- _Stated task_:
Set down the data below without change, skipping the pictures it holds.
━━━━━ Supplied records
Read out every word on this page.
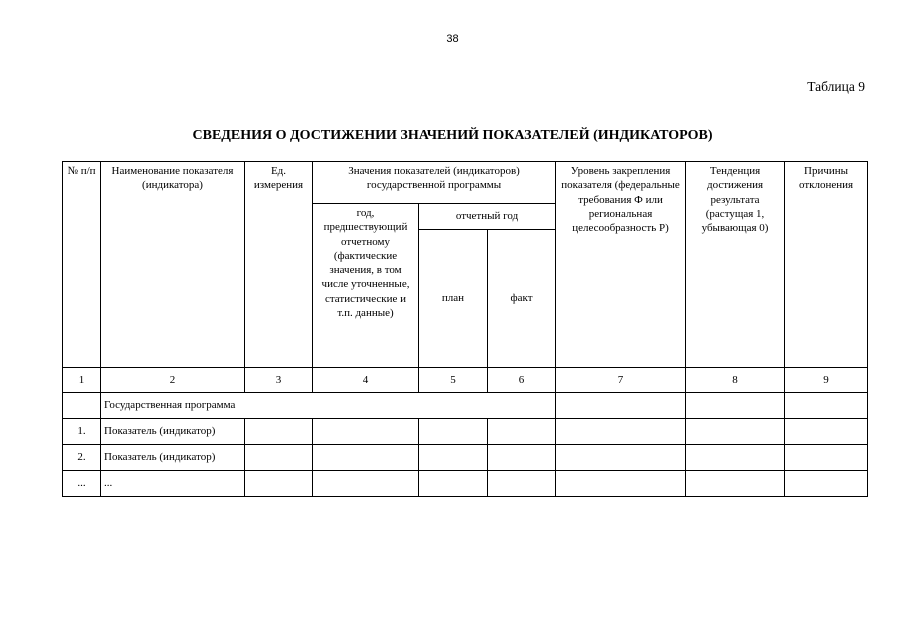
38
Таблица 9
СВЕДЕНИЯ О ДОСТИЖЕНИИ ЗНАЧЕНИЙ ПОКАЗАТЕЛЕЙ (ИНДИКАТОРОВ)
№ п/п	Наименование показателя (индикатора)	Ед. измерения	Значения показателей (индикаторов) государственной программы			Уровень закрепления показателя (федеральные требования Ф или региональная целесообразность Р)	Тенденция достижения результата (растущая 1, убывающая 0)	Причины отклонения
			год, предшествующий отчетному (фактические значения, в том числе уточненные, статистические и т.п. данные)	отчетный год				
				план	факт			
1	2	3	4	5	6	7	8	9
	Государственная программа							
1.	Показатель (индикатор)							
2.	Показатель (индикатор)							
...	...							
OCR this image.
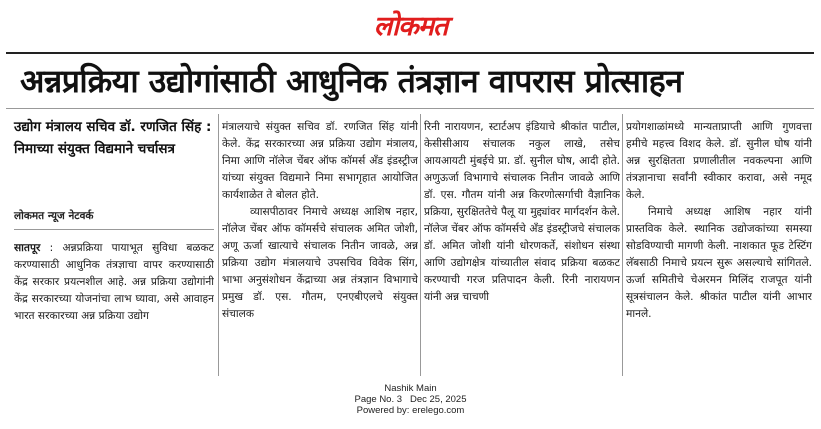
लोकमत
अन्नप्रक्रिया उद्योगांसाठी आधुनिक तंत्रज्ञान वापरास प्रोत्साहन
उद्योग मंत्रालय सचिव डॉ. रणजित सिंह : निमाच्या संयुक्त विद्यमाने चर्चासत्र
लोकमत न्यूज नेटवर्क
सातपूर : अन्नप्रक्रिया पायाभूत सुविधा बळकट करण्यासाठी आधुनिक तंत्रज्ञाचा वापर करण्यासाठी केंद्र सरकार प्रयत्नशील आहे. अन्न प्रक्रिया उद्योगांनी केंद्र सरकारच्या योजनांचा लाभ घ्यावा, असे आवाहन भारत सरकारच्या अन्न प्रक्रिया उद्योग
मंत्रालयाचे संयुक्त सचिव डॉ. रणजित सिंह यांनी केले. केंद्र सरकारच्या अन्न प्रक्रिया उद्योग मंत्रालय, निमा आणि नॉलेज चेंबर ऑफ कॉमर्स ॲंड इंडस्ट्रीज यांच्या संयुक्त विद्यमाने निमा सभागृहात आयोजित कार्यशाळेत ते बोलत होते.
व्यासपीठावर निमाचे अध्यक्ष आशिष नहार, नॉलेज चेंबर ऑफ कॉमर्सचे संचालक अमित जोशी, अणू ऊर्जा खात्याचे संचालक नितीन जावळे, अन्न प्रक्रिया उद्योग मंत्रालयाचे उपसचिव विवेक सिंग, भाभा अनुसंशोधन केंद्राच्या अन्न तंत्रज्ञान विभागाचे प्रमुख डॉ. एस. गौतम, एनएबीएलचे संयुक्त संचालक
रिनी नारायणन, स्टार्टअप इंडियाचे श्रीकांत पाटील, केसीसीआय संचालक नकुल लाखे, तसेच आयआयटी मुंबईचे प्रा. डॉ. सुनील घोष, आदी होते. अणुऊर्जा विभागाचे संचालक नितीन जावळे आणि डॉ. एस. गौतम यांनी अन्न किरणोत्सर्गाची वैज्ञानिक प्रक्रिया, सुरक्षिततेचे पैलू या मुद्द्यांवर मार्गदर्शन केले. नॉलेज चेंबर ऑफ कॉमर्सचे ॲंड इंडस्ट्रीजचे संचालक डॉ. अमित जोशी यांनी धोरणकर्ते, संशोधन संस्था आणि उद्योगक्षेत्र यांच्यातील संवाद प्रक्रिया बळकट करण्याची गरज प्रतिपादन केली. रिनी नारायणन यांनी अन्न चाचणी
प्रयोगशाळांमध्ये मान्यताप्राप्ती आणि गुणवत्ता हमीचे महत्त्व विशद केले. डॉ. सुनील घोष यांनी अन्न सुरक्षितता प्रणालीतील नवकल्पना आणि तंत्रज्ञानाचा सर्वांनी स्वीकार करावा, असे नमूद केले.
निमाचे अध्यक्ष आशिष नहार यांनी प्रास्तविक केले. स्थानिक उद्योजकांच्या समस्या सोडविण्याची मागणी केली. नाशकात फूड टेस्टिंग लॅबसाठी निमाचे प्रयत्न सुरू असल्याचे सांगितले. ऊर्जा समितीचे चेअरमन मिलिंद राजपूत यांनी सूत्रसंचालन केले. श्रीकांत पाटील यांनी आभार मानले.
Nashik Main
Page No. 3 Dec 25, 2025
Powered by: erelego.com
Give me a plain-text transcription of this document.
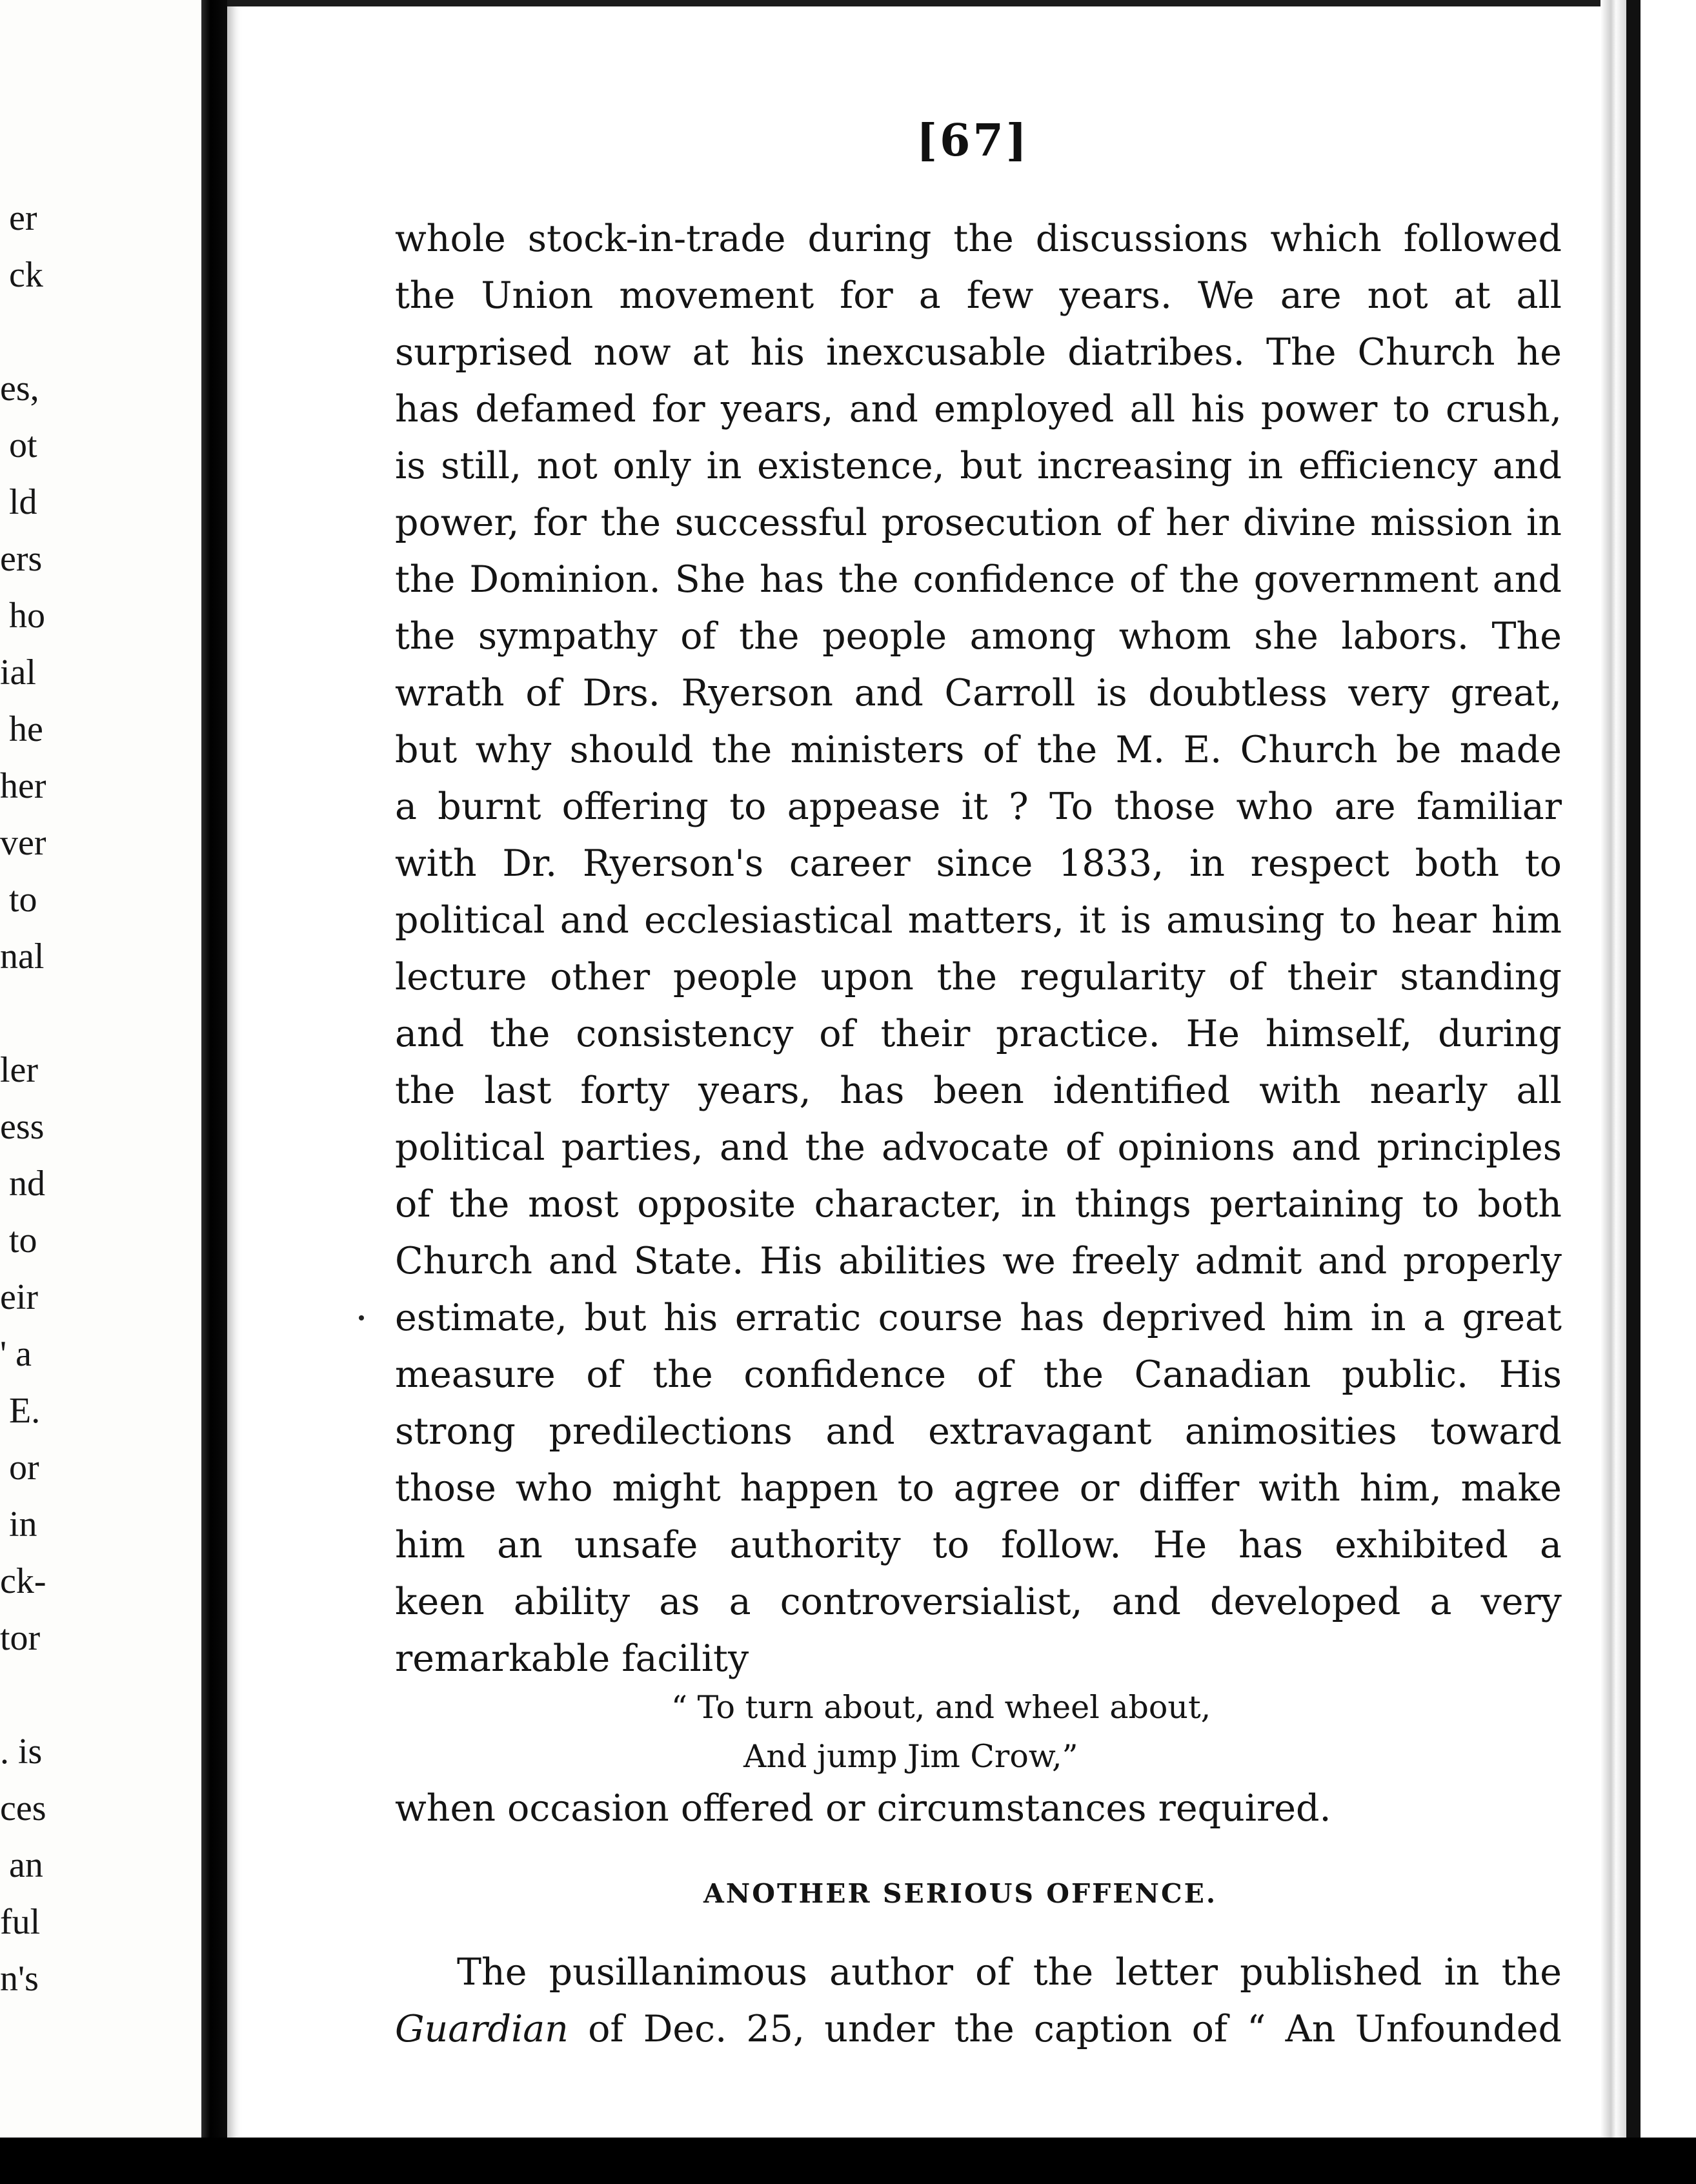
er
ck
es,
ot
ld
ers
ho
ial
he
her
ver
to
nal
ler
ess
nd
to
eir
' a
E.
or
in
ck-
tor
. is
ces
an
ful
n's
[67]
whole stock-in-trade during the discussions which followed
the Union movement for a few years. We are not at all
surprised now at his inexcusable diatribes. The Church he
has defamed for years, and employed all his power to crush,
is still, not only in existence, but increasing in efficiency and
power, for the successful prosecution of her divine mission in
the Dominion. She has the confidence of the government and
the sympathy of the people among whom she labors. The
wrath of Drs. Ryerson and Carroll is doubtless very great,
but why should the ministers of the M. E. Church be made
a burnt offering to appease it ? To those who are familiar
with Dr. Ryerson's career since 1833, in respect both to
political and ecclesiastical matters, it is amusing to hear him
lecture other people upon the regularity of their standing
and the consistency of their practice. He himself, during
the last forty years, has been identified with nearly all
political parties, and the advocate of opinions and principles
of the most opposite character, in things pertaining to both
Church and State. His abilities we freely admit and properly
estimate, but his erratic course has deprived him in a great
measure of the confidence of the Canadian public. His
strong predilections and extravagant animosities toward
those who might happen to agree or differ with him, make
him an unsafe authority to follow. He has exhibited a
keen ability as a controversialist, and developed a very
remarkable facility
“ To turn about, and wheel about,
And jump Jim Crow,”
when occasion offered or circumstances required.
ANOTHER SERIOUS OFFENCE.
The pusillanimous author of the letter published in the
Guardian of Dec. 25, under the caption of “ An Unfounded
━━━━━━━━━━
- _Completed task_:
Read out every word on this page.
38
Таблица 9
СВЕДЕНИЯ О ДОСТИЖЕНИИ ЗНАЧЕНИЙ ПОКАЗАТЕЛЕЙ (ИНДИКАТОРОВ)
№ п/п	Наименование показателя (индикатора)	Ед. измерения	Значения показателей (индикаторов) государственной программы			Уровень закрепления показателя (федеральные требования Ф или региональная целесообразность Р)	Тенденция достижения результата (растущая 1, убывающая 0)	Причины отклонения
			год, предшествующий отчетному (фактические значения, в том числе уточненные, статистические и т.п. данные)	отчетный год				
				план	факт			
1	2	3	4	5	6	7	8	9
	Государственная программа							
1.	Показатель (индикатор)							
2.	Показатель (индикатор)							
...	...							
OCR this image.
लोकमत
अन्नप्रक्रिया उद्योगांसाठी आधुनिक तंत्रज्ञान वापरास प्रोत्साहन
उद्योग मंत्रालय सचिव डॉ. रणजित सिंह : निमाच्या संयुक्त विद्यमाने चर्चासत्र
लोकमत न्यूज नेटवर्क
सातपूर : अन्नप्रक्रिया पायाभूत सुविधा बळकट करण्यासाठी आधुनिक तंत्रज्ञाचा वापर करण्यासाठी केंद्र सरकार प्रयत्नशील आहे. अन्न प्रक्रिया उद्योगांनी केंद्र सरकारच्या योजनांचा लाभ घ्यावा, असे आवाहन भारत सरकारच्या अन्न प्रक्रिया उद्योग
मंत्रालयाचे संयुक्त सचिव डॉ. रणजित सिंह यांनी केले. केंद्र सरकारच्या अन्न प्रक्रिया उद्योग मंत्रालय, निमा आणि नॉलेज चेंबर ऑफ कॉमर्स ॲंड इंडस्ट्रीज यांच्या संयुक्त विद्यमाने निमा सभागृहात आयोजित कार्यशाळेत ते बोलत होते.
व्यासपीठावर निमाचे अध्यक्ष आशिष नहार, नॉलेज चेंबर ऑफ कॉमर्सचे संचालक अमित जोशी, अणू ऊर्जा खात्याचे संचालक नितीन जावळे, अन्न प्रक्रिया उद्योग मंत्रालयाचे उपसचिव विवेक सिंग, भाभा अनुसंशोधन केंद्राच्या अन्न तंत्रज्ञान विभागाचे प्रमुख डॉ. एस. गौतम, एनएबीएलचे संयुक्त संचालक
रिनी नारायणन, स्टार्टअप इंडियाचे श्रीकांत पाटील, केसीसीआय संचालक नकुल लाखे, तसेच आयआयटी मुंबईचे प्रा. डॉ. सुनील घोष, आदी होते. अणुऊर्जा विभागाचे संचालक नितीन जावळे आणि डॉ. एस. गौतम यांनी अन्न किरणोत्सर्गाची वैज्ञानिक प्रक्रिया, सुरक्षिततेचे पैलू या मुद्द्यांवर मार्गदर्शन केले. नॉलेज चेंबर ऑफ कॉमर्सचे ॲंड इंडस्ट्रीजचे संचालक डॉ. अमित जोशी यांनी धोरणकर्ते, संशोधन संस्था आणि उद्योगक्षेत्र यांच्यातील संवाद प्रक्रिया बळकट करण्याची गरज प्रतिपादन केली. रिनी नारायणन यांनी अन्न चाचणी
प्रयोगशाळांमध्ये मान्यताप्राप्ती आणि गुणवत्ता हमीचे महत्त्व विशद केले. डॉ. सुनील घोष यांनी अन्न सुरक्षितता प्रणालीतील नवकल्पना आणि तंत्रज्ञानाचा सर्वांनी स्वीकार करावा, असे नमूद केले.
निमाचे अध्यक्ष आशिष नहार यांनी प्रास्तविक केले. स्थानिक उद्योजकांच्या समस्या सोडविण्याची मागणी केली. नाशकात फूड टेस्टिंग लॅबसाठी निमाचे प्रयत्न सुरू असल्याचे सांगितले. ऊर्जा समितीचे चेअरमन मिलिंद राजपूत यांनी सूत्रसंचालन केले. श्रीकांत पाटील यांनी आभार मानले.
Nashik Main
Page No. 3 Dec 25, 2025
Powered by: erelego.com
Give me a plain-text transcription of this document.
er
ck
es,
ot
ld
ers
ho
ial
he
her
ver
to
nal
ler
ess
nd
to
eir
' a
E.
or
in
ck-
tor
. is
ces
an
ful
n's
[67]
whole stock-in-trade during the discussions which followed
the Union movement for a few years. We are not at all
surprised now at his inexcusable diatribes. The Church he
has defamed for years, and employed all his power to crush,
is still, not only in existence, but increasing in efficiency and
power, for the successful prosecution of her divine mission in
the Dominion. She has the confidence of the government and
the sympathy of the people among whom she labors. The
wrath of Drs. Ryerson and Carroll is doubtless very great,
but why should the ministers of the M. E. Church be made
a burnt offering to appease it ? To those who are familiar
with Dr. Ryerson's career since 1833, in respect both to
political and ecclesiastical matters, it is amusing to hear him
lecture other people upon the regularity of their standing
and the consistency of their practice. He himself, during
the last forty years, has been identified with nearly all
political parties, and the advocate of opinions and principles
of the most opposite character, in things pertaining to both
Church and State. His abilities we freely admit and properly
estimate, but his erratic course has deprived him in a great
measure of the confidence of the Canadian public. His
strong predilections and extravagant animosities toward
those who might happen to agree or differ with him, make
him an unsafe authority to follow. He has exhibited a
keen ability as a controversialist, and developed a very
remarkable facility
“ To turn about, and wheel about,
And jump Jim Crow,”
when occasion offered or circumstances required.
ANOTHER SERIOUS OFFENCE.
The pusillanimous author of the letter published in the
Guardian of Dec. 25, under the caption of “ An Unfounded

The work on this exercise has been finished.